**Required work:**
Return all of the entries word for word, but omit the pictures they contain.

**Stored entries:**
+---+

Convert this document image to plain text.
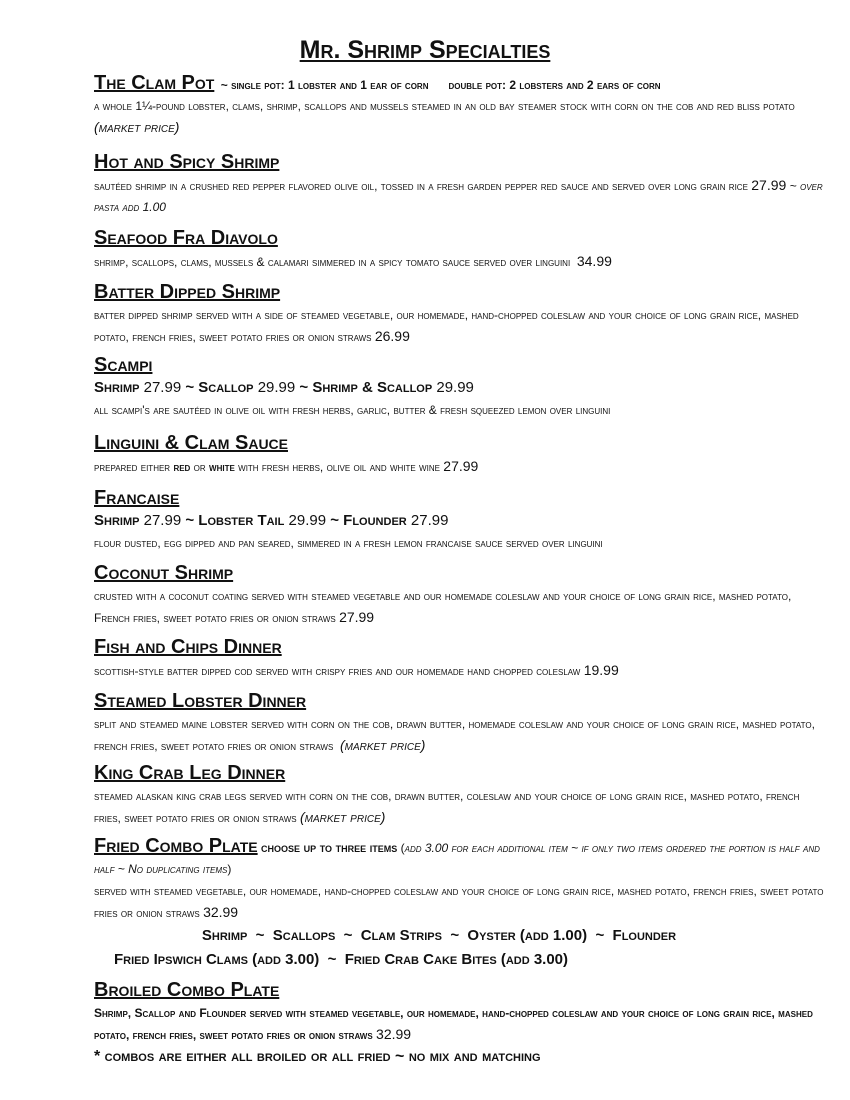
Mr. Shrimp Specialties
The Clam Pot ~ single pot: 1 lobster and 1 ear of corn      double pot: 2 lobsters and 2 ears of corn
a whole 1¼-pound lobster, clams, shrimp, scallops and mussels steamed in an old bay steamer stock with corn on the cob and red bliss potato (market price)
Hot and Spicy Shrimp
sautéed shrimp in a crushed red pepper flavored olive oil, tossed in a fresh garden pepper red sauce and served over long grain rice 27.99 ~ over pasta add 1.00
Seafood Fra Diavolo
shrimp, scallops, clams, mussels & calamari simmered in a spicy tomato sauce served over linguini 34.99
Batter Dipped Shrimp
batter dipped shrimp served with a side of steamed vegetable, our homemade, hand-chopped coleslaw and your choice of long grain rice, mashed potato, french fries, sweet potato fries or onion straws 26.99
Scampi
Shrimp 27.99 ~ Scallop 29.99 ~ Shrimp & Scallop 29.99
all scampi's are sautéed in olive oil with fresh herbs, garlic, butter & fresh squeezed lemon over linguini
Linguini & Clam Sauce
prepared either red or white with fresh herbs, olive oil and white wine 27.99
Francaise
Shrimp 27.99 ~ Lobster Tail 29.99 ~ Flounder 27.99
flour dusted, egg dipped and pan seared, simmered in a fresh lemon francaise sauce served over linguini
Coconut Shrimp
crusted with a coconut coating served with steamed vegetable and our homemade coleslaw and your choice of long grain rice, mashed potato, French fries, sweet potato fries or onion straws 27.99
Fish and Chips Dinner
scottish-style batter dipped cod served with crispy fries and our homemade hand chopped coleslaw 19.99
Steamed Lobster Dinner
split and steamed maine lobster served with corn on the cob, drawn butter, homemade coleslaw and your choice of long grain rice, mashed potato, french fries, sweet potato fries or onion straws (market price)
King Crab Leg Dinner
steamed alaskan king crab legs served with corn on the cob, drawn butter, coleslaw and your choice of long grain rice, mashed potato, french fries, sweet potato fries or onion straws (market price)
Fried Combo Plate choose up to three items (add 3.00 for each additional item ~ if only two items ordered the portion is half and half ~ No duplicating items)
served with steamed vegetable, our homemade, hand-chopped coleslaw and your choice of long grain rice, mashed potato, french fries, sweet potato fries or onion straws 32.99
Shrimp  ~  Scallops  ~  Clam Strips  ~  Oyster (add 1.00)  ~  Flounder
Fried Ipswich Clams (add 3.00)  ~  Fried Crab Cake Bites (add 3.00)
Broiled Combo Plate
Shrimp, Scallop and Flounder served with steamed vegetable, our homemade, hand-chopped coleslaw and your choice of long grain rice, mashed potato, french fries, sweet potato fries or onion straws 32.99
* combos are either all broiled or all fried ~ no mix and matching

+---+

**In response:**
Convert this document image to plain text.
Mr. Shrimp Specialties
The Clam Pot ~ single pot: 1 lobster and 1 ear of corn      double pot: 2 lobsters and 2 ears of corn
a whole 1¼-pound lobster, clams, shrimp, scallops and mussels steamed in an old bay steamer stock with corn on the cob and red bliss potato (market price)
Hot and Spicy Shrimp
sautéed shrimp in a crushed red pepper flavored olive oil, tossed in a fresh garden pepper red sauce and served over long grain rice 27.99 ~ over pasta add 1.00
Seafood Fra Diavolo
shrimp, scallops, clams, mussels & calamari simmered in a spicy tomato sauce served over linguini 34.99
Batter Dipped Shrimp
batter dipped shrimp served with a side of steamed vegetable, our homemade, hand-chopped coleslaw and your choice of long grain rice, mashed potato, french fries, sweet potato fries or onion straws 26.99
Scampi
Shrimp 27.99 ~ Scallop 29.99 ~ Shrimp & Scallop 29.99
all scampi's are sautéed in olive oil with fresh herbs, garlic, butter & fresh squeezed lemon over linguini
Linguini & Clam Sauce
prepared either red or white with fresh herbs, olive oil and white wine 27.99
Francaise
Shrimp 27.99 ~ Lobster Tail 29.99 ~ Flounder 27.99
flour dusted, egg dipped and pan seared, simmered in a fresh lemon francaise sauce served over linguini
Coconut Shrimp
crusted with a coconut coating served with steamed vegetable and our homemade coleslaw and your choice of long grain rice, mashed potato, French fries, sweet potato fries or onion straws 27.99
Fish and Chips Dinner
scottish-style batter dipped cod served with crispy fries and our homemade hand chopped coleslaw 19.99
Steamed Lobster Dinner
split and steamed maine lobster served with corn on the cob, drawn butter, homemade coleslaw and your choice of long grain rice, mashed potato, french fries, sweet potato fries or onion straws (market price)
King Crab Leg Dinner
steamed alaskan king crab legs served with corn on the cob, drawn butter, coleslaw and your choice of long grain rice, mashed potato, french fries, sweet potato fries or onion straws (market price)
Fried Combo Plate choose up to three items (add 3.00 for each additional item ~ if only two items ordered the portion is half and half ~ No duplicating items)
served with steamed vegetable, our homemade, hand-chopped coleslaw and your choice of long grain rice, mashed potato, french fries, sweet potato fries or onion straws 32.99
Shrimp  ~  Scallops  ~  Clam Strips  ~  Oyster (add 1.00)  ~  Flounder
Fried Ipswich Clams (add 3.00)  ~  Fried Crab Cake Bites (add 3.00)
Broiled Combo Plate
Shrimp, Scallop and Flounder served with steamed vegetable, our homemade, hand-chopped coleslaw and your choice of long grain rice, mashed potato, french fries, sweet potato fries or onion straws 32.99
* combos are either all broiled or all fried ~ no mix and matching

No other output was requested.